### ASSIGNMENT
For each line in the material below that holds "http", copy that line.

::: ENTRIES PROVIDED :::

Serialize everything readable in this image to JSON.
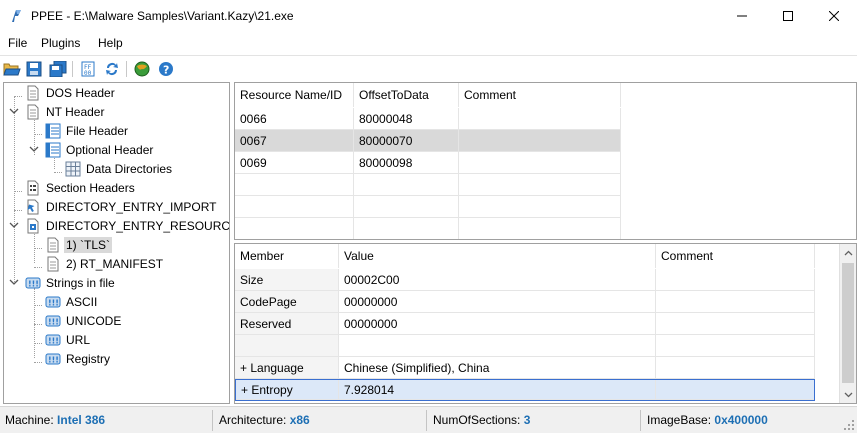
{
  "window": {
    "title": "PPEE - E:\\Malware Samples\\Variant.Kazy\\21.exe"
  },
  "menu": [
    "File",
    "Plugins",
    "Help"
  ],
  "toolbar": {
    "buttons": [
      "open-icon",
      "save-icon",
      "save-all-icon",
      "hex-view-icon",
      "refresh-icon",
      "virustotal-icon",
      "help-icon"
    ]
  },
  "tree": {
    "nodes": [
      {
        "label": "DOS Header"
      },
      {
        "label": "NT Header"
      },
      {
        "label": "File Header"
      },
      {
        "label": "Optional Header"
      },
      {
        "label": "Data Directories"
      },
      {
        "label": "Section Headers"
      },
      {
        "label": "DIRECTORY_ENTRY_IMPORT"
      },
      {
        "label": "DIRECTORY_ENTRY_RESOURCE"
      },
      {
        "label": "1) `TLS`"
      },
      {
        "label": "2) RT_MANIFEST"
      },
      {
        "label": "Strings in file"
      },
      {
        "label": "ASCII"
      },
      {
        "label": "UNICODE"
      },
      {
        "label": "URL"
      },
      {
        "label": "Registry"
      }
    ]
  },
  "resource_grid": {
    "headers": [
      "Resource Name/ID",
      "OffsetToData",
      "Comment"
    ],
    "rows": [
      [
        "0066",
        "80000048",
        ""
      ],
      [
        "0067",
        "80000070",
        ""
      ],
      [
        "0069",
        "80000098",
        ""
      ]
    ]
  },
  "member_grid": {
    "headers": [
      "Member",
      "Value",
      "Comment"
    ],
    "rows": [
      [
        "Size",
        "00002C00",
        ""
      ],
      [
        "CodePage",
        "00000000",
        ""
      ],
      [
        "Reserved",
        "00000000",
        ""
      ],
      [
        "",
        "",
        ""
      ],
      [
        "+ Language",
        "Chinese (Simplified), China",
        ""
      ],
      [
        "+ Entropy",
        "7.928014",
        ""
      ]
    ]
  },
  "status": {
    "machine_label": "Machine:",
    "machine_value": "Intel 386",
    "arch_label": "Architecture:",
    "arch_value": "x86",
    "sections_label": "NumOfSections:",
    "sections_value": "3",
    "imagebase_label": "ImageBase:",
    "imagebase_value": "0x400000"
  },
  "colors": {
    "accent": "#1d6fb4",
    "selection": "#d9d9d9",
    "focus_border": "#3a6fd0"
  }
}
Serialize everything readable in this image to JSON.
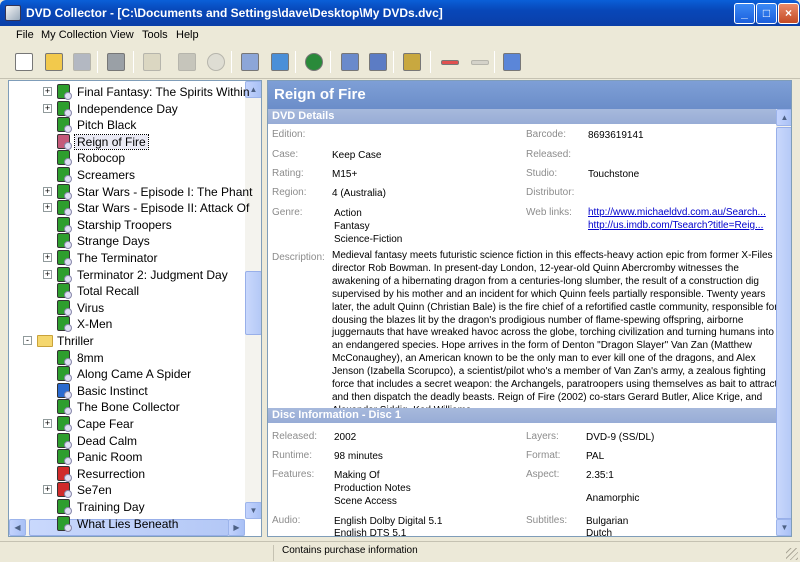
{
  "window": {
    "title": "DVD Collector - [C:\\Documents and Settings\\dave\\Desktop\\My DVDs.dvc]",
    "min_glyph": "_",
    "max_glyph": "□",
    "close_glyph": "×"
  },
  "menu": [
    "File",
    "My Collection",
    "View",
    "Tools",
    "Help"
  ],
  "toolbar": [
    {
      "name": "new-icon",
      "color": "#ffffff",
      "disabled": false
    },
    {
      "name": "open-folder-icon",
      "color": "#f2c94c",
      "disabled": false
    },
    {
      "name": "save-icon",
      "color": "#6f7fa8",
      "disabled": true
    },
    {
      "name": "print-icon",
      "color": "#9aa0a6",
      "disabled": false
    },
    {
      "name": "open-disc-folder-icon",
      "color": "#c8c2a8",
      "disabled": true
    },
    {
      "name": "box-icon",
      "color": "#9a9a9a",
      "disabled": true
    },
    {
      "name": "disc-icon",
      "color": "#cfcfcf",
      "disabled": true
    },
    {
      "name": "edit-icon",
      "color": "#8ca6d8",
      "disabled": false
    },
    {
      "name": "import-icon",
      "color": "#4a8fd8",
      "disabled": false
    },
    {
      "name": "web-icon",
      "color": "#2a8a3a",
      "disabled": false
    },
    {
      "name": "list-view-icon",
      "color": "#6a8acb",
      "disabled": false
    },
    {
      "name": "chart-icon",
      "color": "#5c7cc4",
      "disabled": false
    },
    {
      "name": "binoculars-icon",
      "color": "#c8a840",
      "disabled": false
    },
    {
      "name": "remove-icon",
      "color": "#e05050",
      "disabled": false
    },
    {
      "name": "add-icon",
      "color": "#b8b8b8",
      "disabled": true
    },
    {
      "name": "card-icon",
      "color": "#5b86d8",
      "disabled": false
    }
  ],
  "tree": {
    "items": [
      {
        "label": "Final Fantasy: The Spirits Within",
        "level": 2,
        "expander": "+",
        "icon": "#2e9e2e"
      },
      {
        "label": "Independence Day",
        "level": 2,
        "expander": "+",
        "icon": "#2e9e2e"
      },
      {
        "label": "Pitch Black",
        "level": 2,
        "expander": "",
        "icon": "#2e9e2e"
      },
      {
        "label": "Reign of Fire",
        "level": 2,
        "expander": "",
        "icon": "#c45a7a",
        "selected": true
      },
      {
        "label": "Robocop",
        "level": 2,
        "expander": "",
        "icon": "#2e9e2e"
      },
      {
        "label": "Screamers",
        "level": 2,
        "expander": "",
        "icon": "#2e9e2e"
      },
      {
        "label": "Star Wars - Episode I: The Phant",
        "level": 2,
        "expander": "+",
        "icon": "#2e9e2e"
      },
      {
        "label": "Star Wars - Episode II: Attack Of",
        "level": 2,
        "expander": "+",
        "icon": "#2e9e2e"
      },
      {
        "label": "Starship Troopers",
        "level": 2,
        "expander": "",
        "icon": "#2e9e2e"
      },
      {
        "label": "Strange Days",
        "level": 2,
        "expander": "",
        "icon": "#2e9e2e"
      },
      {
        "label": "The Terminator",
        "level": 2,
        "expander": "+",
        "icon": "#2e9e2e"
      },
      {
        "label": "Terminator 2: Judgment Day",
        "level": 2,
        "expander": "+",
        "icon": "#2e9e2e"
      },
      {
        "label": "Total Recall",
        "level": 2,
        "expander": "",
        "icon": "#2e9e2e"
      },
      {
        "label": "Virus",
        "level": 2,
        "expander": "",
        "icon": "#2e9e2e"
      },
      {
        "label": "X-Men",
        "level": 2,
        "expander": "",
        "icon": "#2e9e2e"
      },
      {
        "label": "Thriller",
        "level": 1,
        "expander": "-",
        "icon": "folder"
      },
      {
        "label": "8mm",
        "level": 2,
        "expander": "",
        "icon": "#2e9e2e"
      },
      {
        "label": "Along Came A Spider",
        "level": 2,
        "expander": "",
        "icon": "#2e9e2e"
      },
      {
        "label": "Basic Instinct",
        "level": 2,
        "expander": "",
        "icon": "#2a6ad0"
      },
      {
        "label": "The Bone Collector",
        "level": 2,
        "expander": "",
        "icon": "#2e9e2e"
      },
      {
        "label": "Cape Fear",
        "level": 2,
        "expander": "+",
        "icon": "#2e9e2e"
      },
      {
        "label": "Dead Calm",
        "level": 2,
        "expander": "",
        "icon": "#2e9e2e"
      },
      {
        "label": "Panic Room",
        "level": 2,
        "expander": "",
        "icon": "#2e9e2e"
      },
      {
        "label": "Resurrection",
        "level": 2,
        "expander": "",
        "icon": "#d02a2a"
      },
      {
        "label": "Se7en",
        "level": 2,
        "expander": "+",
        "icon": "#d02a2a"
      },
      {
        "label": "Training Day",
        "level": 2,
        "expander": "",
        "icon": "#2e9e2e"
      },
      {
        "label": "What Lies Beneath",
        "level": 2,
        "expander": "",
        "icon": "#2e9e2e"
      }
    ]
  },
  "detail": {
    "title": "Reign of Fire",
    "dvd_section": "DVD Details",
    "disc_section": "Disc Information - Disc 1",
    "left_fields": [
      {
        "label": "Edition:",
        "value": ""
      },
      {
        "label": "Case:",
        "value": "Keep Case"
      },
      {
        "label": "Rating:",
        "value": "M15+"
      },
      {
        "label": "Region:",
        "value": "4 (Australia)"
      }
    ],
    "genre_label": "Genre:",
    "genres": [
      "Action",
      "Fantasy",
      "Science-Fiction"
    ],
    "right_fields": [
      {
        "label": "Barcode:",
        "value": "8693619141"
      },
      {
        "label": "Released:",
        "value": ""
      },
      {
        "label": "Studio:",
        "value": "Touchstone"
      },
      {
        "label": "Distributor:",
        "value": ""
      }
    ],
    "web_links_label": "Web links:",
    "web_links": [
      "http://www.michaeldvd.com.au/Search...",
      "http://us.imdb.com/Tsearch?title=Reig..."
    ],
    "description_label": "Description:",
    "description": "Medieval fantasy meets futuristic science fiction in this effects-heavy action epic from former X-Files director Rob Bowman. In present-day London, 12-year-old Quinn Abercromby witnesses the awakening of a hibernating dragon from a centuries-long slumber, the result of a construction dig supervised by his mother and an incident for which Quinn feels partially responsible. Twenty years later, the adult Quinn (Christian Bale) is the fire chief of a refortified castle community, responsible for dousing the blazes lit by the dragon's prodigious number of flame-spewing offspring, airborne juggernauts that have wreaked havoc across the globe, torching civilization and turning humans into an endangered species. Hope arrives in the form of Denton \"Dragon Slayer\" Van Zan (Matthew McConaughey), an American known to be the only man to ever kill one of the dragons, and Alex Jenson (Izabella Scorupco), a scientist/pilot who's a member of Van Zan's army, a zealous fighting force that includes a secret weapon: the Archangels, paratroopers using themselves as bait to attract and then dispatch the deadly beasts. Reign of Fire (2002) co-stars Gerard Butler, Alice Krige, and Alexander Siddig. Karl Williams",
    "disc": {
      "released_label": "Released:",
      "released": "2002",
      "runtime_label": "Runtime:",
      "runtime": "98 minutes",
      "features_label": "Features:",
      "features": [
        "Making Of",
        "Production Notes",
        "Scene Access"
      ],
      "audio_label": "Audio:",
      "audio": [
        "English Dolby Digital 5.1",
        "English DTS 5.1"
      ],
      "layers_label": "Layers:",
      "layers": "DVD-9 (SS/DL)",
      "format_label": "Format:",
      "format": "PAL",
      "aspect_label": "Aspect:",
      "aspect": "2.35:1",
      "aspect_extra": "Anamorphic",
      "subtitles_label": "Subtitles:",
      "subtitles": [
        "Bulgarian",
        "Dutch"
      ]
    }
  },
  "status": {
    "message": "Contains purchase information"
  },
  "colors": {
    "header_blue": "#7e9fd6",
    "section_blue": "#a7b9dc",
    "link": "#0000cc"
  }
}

:::

### TASK RESPONSE
      "http://www.michaeldvd.com.au/Search...",
      "http://us.imdb.com/Tsearch?title=Reig..."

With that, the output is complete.